Entries shown ::
⟨

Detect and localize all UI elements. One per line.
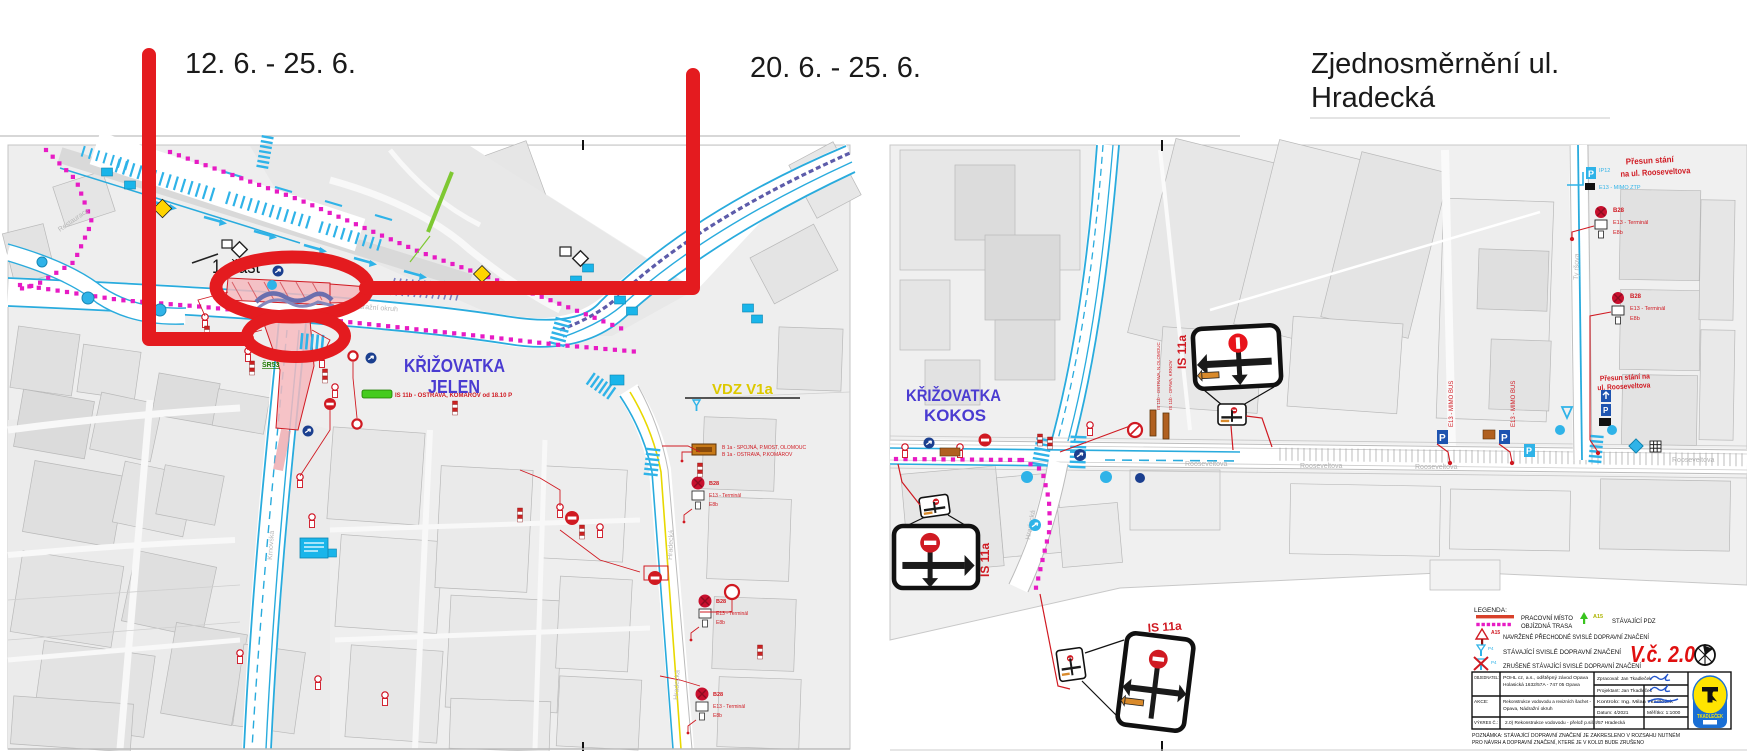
svg-text:Ty ršova: Ty ršova [1573, 253, 1581, 280]
svg-text:IP12: IP12 [1599, 168, 1610, 174]
svg-text:B 1a - SPOJNÁ, P.MOST, OLOMOUC: B 1a - SPOJNÁ, P.MOST, OLOMOUC [722, 444, 806, 451]
svg-text:JELEN: JELEN [428, 377, 480, 397]
svg-text:E13 - MIMO BUS: E13 - MIMO BUS [1449, 381, 1455, 427]
svg-text:IS 11a: IS 11a [978, 543, 992, 577]
svg-text:E13 - Terminál: E13 - Terminál [1613, 220, 1648, 226]
svg-text:Měřítko: 1:1000: Měřítko: 1:1000 [1647, 710, 1681, 716]
svg-text:E8b: E8b [1613, 230, 1623, 236]
svg-text:Holasická 1632/57A - 747 05 Op: Holasická 1632/57A - 747 05 Opava [1503, 682, 1580, 688]
svg-text:E8b: E8b [716, 620, 725, 626]
svg-text:2.0) Rekonstrukce vodovodu - p: 2.0) Rekonstrukce vodovodu - přelož p.si… [1505, 720, 1625, 726]
svg-text:P4: P4 [1491, 660, 1497, 665]
svg-text:E8b: E8b [713, 713, 722, 719]
svg-text:20. 6. - 25. 6.: 20. 6. - 25. 6. [750, 52, 921, 84]
svg-text:Rooseveltova: Rooseveltova [1672, 457, 1715, 464]
svg-text:STÁVAJÍCÍ PDZ: STÁVAJÍCÍ PDZ [1612, 618, 1656, 625]
svg-text:LEGENDA:: LEGENDA: [1474, 607, 1507, 614]
svg-text:POZNÁMKA: STÁVAJÍCÍ DOPRAVNÍ Z: POZNÁMKA: STÁVAJÍCÍ DOPRAVNÍ ZNAČENÍ JE … [1472, 732, 1680, 739]
svg-text:E13 - MIMO BUS: E13 - MIMO BUS [1511, 381, 1517, 427]
svg-text:TKADLEČEK: TKADLEČEK [1697, 713, 1723, 720]
svg-text:E13 - Terminál: E13 - Terminál [713, 704, 745, 710]
svg-text:E13 - Terminál: E13 - Terminál [1630, 306, 1665, 312]
svg-text:P: P [1526, 446, 1532, 456]
svg-text:B 1a - OSTRAVA, P.KOMÁROV: B 1a - OSTRAVA, P.KOMÁROV [722, 451, 793, 458]
svg-text:KOKOS: KOKOS [924, 406, 986, 425]
svg-text:E8b: E8b [1630, 316, 1640, 322]
svg-text:A15: A15 [1593, 614, 1603, 620]
svg-text:12. 6. - 25. 6.: 12. 6. - 25. 6. [185, 48, 356, 80]
svg-text:ZRUŠENÉ STÁVAJÍCÍ SVISLÉ DOPRA: ZRUŠENÉ STÁVAJÍCÍ SVISLÉ DOPRAVNÍ ZNAČEN… [1503, 663, 1641, 670]
svg-text:VDZ V1a: VDZ V1a [712, 381, 774, 398]
svg-text:KŘIŽOVATKA: KŘIŽOVATKA [906, 386, 1001, 405]
svg-text:Zpracoval: Jan Tkadleček: Zpracoval: Jan Tkadleček [1597, 676, 1652, 682]
svg-text:PRACOVNÍ MÍSTO: PRACOVNÍ MÍSTO [1521, 615, 1573, 622]
svg-text:V.č. 2.0: V.č. 2.0 [1630, 641, 1695, 667]
svg-text:IS 11a: IS 11a [1175, 335, 1189, 369]
svg-text:P4: P4 [1488, 646, 1494, 651]
svg-text:P: P [1439, 433, 1446, 444]
svg-text:P: P [1588, 169, 1594, 179]
svg-text:Datum: 4/2021: Datum: 4/2021 [1597, 710, 1629, 716]
svg-text:AKCE:: AKCE: [1474, 699, 1488, 705]
svg-text:NAVRŽENÉ PŘECHODNÉ SVISLÉ DOPR: NAVRŽENÉ PŘECHODNÉ SVISLÉ DOPRAVNÍ ZNAČE… [1503, 633, 1649, 641]
svg-text:PRO NÁVRH A DOPRAVNÍ ZNAČENÍ,: PRO NÁVRH A DOPRAVNÍ ZNAČENÍ, KTERÉ JE V… [1472, 739, 1645, 746]
svg-text:E13 - Terminál: E13 - Terminál [709, 493, 741, 499]
svg-text:IS 11b - OSTRAVA, N.OLOMOUC: IS 11b - OSTRAVA, N.OLOMOUC [1156, 341, 1161, 410]
svg-text:P: P [1501, 433, 1508, 444]
svg-text:Hradecká: Hradecká [1311, 82, 1436, 114]
svg-text:STÁVAJÍCÍ SVISLÉ DOPRAVNÍ ZNAČ: STÁVAJÍCÍ SVISLÉ DOPRAVNÍ ZNAČENÍ [1503, 649, 1621, 656]
svg-text:POHL cz, a.s., odštěpný závod: POHL cz, a.s., odštěpný závod Opava [1503, 675, 1588, 681]
svg-text:Opava, Nádražní okruh: Opava, Nádražní okruh [1503, 706, 1553, 712]
svg-text:B28: B28 [716, 599, 726, 605]
svg-text:Rekonstrukce vodovodu a revizn: Rekonstrukce vodovodu a revizních šachet… [1503, 699, 1591, 705]
svg-text:Rooseveltova: Rooseveltova [1185, 461, 1228, 468]
svg-text:A15: A15 [1491, 630, 1500, 636]
svg-text:Projektant: Jan Tkadleček: Projektant: Jan Tkadleček [1597, 688, 1653, 694]
svg-text:KŘIŽOVATKA: KŘIŽOVATKA [404, 355, 505, 376]
svg-text:Rooseveltova: Rooseveltova [1300, 463, 1343, 470]
svg-text:B28: B28 [1630, 294, 1642, 300]
svg-text:B28: B28 [709, 481, 719, 487]
svg-text:IS 11b - OPAVA, KRNOV: IS 11b - OPAVA, KRNOV [1168, 360, 1173, 410]
svg-text:Rooseveltova: Rooseveltova [1415, 464, 1458, 471]
svg-text:B28: B28 [1613, 208, 1625, 214]
svg-text:OBJEDNATEL:: OBJEDNATEL: [1474, 675, 1499, 681]
svg-text:OBJÍZDNÁ TRASA: OBJÍZDNÁ TRASA [1521, 623, 1572, 630]
svg-text:E8b: E8b [709, 502, 718, 508]
svg-text:IS 11a: IS 11a [1147, 619, 1182, 635]
svg-text:P: P [1603, 406, 1609, 415]
svg-text:Zjednosměrnění ul.: Zjednosměrnění ul. [1311, 48, 1559, 80]
svg-text:B28: B28 [713, 692, 723, 698]
svg-text:VÝKRES Č.:: VÝKRES Č.: [1474, 719, 1498, 726]
svg-text:E13 - MIMO ZTP: E13 - MIMO ZTP [1599, 185, 1641, 191]
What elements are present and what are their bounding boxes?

⟩

Exercise prompt :: Output the lines of the listing exactly, covering the stretch from the line containing "svg-text:Ty ršova: Ty" through the line containing "svg-text:Datum: 4/2021: Datum: 4/2021", both included.

Reply to the task ::
svg-text:Ty ršova: Ty ršova [1573, 253, 1581, 280]
svg-text:IP12: IP12 [1599, 168, 1610, 174]
svg-text:B 1a - SPOJNÁ, P.MOST, OLOMOUC: B 1a - SPOJNÁ, P.MOST, OLOMOUC [722, 444, 806, 451]
svg-text:JELEN: JELEN [428, 377, 480, 397]
svg-text:E13 - MIMO BUS: E13 - MIMO BUS [1449, 381, 1455, 427]
svg-text:IS 11a: IS 11a [978, 543, 992, 577]
svg-text:E13 - Terminál: E13 - Terminál [1613, 220, 1648, 226]
svg-text:Měřítko: 1:1000: Měřítko: 1:1000 [1647, 710, 1681, 716]
svg-text:E8b: E8b [1613, 230, 1623, 236]
svg-text:Holasická 1632/57A - 747 05 Op: Holasická 1632/57A - 747 05 Opava [1503, 682, 1580, 688]
svg-text:E8b: E8b [716, 620, 725, 626]
svg-text:2.0) Rekonstrukce vodovodu - p: 2.0) Rekonstrukce vodovodu - přelož p.si… [1505, 720, 1625, 726]
svg-text:P4: P4 [1491, 660, 1497, 665]
svg-text:E8b: E8b [713, 713, 722, 719]
svg-text:20. 6. - 25. 6.: 20. 6. - 25. 6. [750, 52, 921, 84]
svg-text:Rooseveltova: Rooseveltova [1672, 457, 1715, 464]
svg-text:STÁVAJÍCÍ PDZ: STÁVAJÍCÍ PDZ [1612, 618, 1656, 625]
svg-text:LEGENDA:: LEGENDA: [1474, 607, 1507, 614]
svg-text:POZNÁMKA: STÁVAJÍCÍ DOPRAVNÍ Z: POZNÁMKA: STÁVAJÍCÍ DOPRAVNÍ ZNAČENÍ JE … [1472, 732, 1680, 739]
svg-text:E13 - MIMO BUS: E13 - MIMO BUS [1511, 381, 1517, 427]
svg-text:TKADLEČEK: TKADLEČEK [1697, 713, 1723, 720]
svg-text:E13 - Terminál: E13 - Terminál [713, 704, 745, 710]
svg-text:E13 - Terminál: E13 - Terminál [1630, 306, 1665, 312]
svg-text:P: P [1526, 446, 1532, 456]
svg-text:B 1a - OSTRAVA, P.KOMÁROV: B 1a - OSTRAVA, P.KOMÁROV [722, 451, 793, 458]
svg-text:KOKOS: KOKOS [924, 406, 986, 425]
svg-text:E8b: E8b [1630, 316, 1640, 322]
svg-text:A15: A15 [1593, 614, 1603, 620]
svg-text:12. 6. - 25. 6.: 12. 6. - 25. 6. [185, 48, 356, 80]
svg-text:ZRUŠENÉ STÁVAJÍCÍ SVISLÉ DOPRA: ZRUŠENÉ STÁVAJÍCÍ SVISLÉ DOPRAVNÍ ZNAČEN… [1503, 663, 1641, 670]
svg-text:VDZ V1a: VDZ V1a [712, 381, 774, 398]
svg-text:KŘIŽOVATKA: KŘIŽOVATKA [906, 386, 1001, 405]
svg-text:Zpracoval: Jan Tkadleček: Zpracoval: Jan Tkadleček [1597, 676, 1652, 682]
svg-text:PRACOVNÍ MÍSTO: PRACOVNÍ MÍSTO [1521, 615, 1573, 622]
svg-text:V.č. 2.0: V.č. 2.0 [1630, 641, 1695, 667]
svg-text:IS 11a: IS 11a [1175, 335, 1189, 369]
svg-text:P4: P4 [1488, 646, 1494, 651]
svg-text:P: P [1439, 433, 1446, 444]
svg-text:P: P [1588, 169, 1594, 179]
svg-text:Datum: 4/2021: Datum: 4/2021 [1597, 710, 1629, 716]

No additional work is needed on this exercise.